> Given exercise: Copy out each line containing "account" from the entries below.

> Material provided:

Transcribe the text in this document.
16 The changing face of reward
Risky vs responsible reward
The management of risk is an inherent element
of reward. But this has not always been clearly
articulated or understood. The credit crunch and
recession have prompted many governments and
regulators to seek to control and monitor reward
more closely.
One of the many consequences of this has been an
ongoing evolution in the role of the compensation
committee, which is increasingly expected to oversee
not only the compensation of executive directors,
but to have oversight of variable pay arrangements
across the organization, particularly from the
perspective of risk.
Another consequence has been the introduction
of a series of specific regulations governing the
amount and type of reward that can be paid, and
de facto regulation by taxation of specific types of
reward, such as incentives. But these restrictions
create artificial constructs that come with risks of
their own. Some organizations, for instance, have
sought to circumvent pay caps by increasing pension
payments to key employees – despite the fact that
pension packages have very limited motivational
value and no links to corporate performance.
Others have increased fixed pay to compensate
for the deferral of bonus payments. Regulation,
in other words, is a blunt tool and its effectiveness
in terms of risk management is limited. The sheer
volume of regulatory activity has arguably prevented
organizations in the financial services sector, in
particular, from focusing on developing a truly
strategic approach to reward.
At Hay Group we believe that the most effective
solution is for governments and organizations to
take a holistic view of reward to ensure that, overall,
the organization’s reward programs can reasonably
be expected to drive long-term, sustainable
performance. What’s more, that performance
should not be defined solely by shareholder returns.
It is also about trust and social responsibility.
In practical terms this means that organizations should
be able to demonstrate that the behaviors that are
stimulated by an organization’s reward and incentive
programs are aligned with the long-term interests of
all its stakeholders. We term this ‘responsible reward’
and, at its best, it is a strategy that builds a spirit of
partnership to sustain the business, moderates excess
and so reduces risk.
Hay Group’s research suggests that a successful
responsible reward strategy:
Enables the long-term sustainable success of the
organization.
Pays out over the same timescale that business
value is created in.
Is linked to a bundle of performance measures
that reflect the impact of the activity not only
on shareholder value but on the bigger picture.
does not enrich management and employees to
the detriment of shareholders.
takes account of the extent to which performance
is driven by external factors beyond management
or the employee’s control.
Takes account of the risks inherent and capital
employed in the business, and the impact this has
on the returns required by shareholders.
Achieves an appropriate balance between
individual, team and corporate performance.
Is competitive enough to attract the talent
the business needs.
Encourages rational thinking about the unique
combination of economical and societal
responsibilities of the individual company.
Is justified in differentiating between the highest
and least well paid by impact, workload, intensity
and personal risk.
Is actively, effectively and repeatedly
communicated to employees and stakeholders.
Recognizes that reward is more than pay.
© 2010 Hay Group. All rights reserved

> Result of this exercise:
takes account of the extent to which performance
Takes account of the risks inherent and capital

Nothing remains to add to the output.